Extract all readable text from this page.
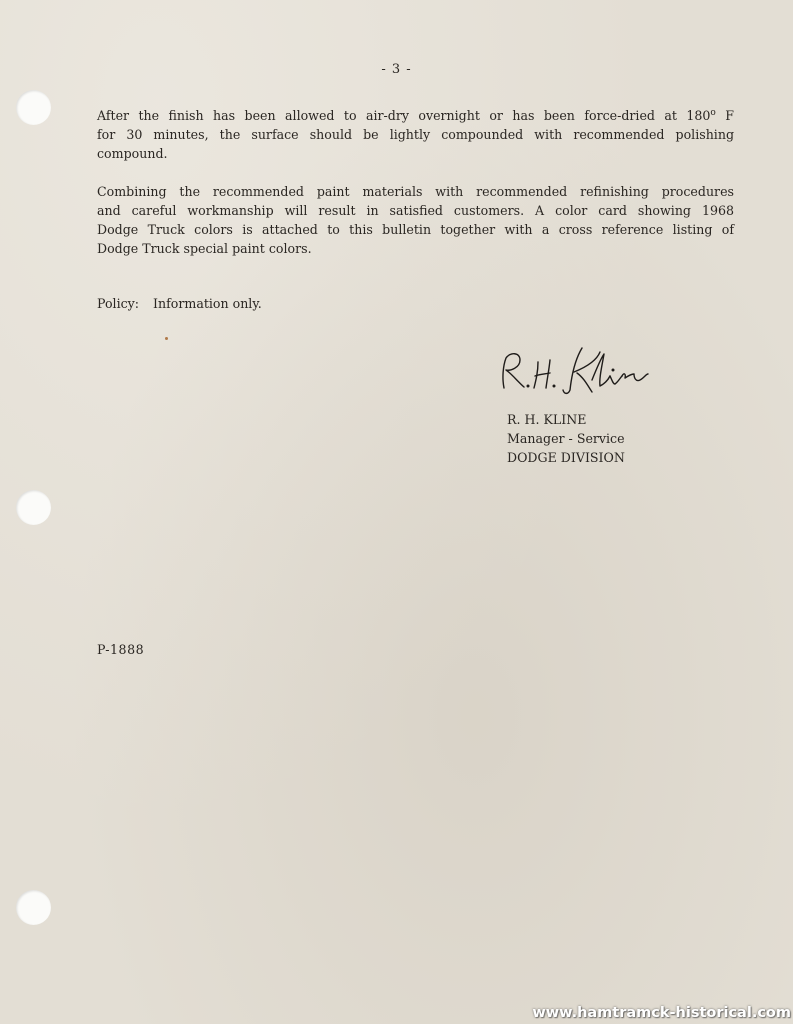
- 3 -

After the finish has been allowed to air-dry overnight or has been force-dried at 180$^o$ F
for 30 minutes, the surface should be lightly compounded with recommended polishing
compound.

Combining the recommended paint materials with recommended refinishing procedures
and careful workmanship will result in satisfied customers. A color card showing 1968
Dodge Truck colors is attached to this bulletin together with a cross reference listing of
Dodge Truck special paint colors.

Policy: Information only.
R. H. KLINE
Manager - Service
DODGE DIVISION
P-1888
www.hamtramck-historical.com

• [Task prompt]:
Without the pictures, repeat the listing above exactly.

• [Full solution]:
Extract all readable text from this page.
- 3 -

After the finish has been allowed to air-dry overnight or has been force-dried at 180$^o$ F
for 30 minutes, the surface should be lightly compounded with recommended polishing
compound.

Combining the recommended paint materials with recommended refinishing procedures
and careful workmanship will result in satisfied customers. A color card showing 1968
Dodge Truck colors is attached to this bulletin together with a cross reference listing of
Dodge Truck special paint colors.

Policy: Information only.
R. H. KLINE
Manager - Service
DODGE DIVISION
P-1888
www.hamtramck-historical.com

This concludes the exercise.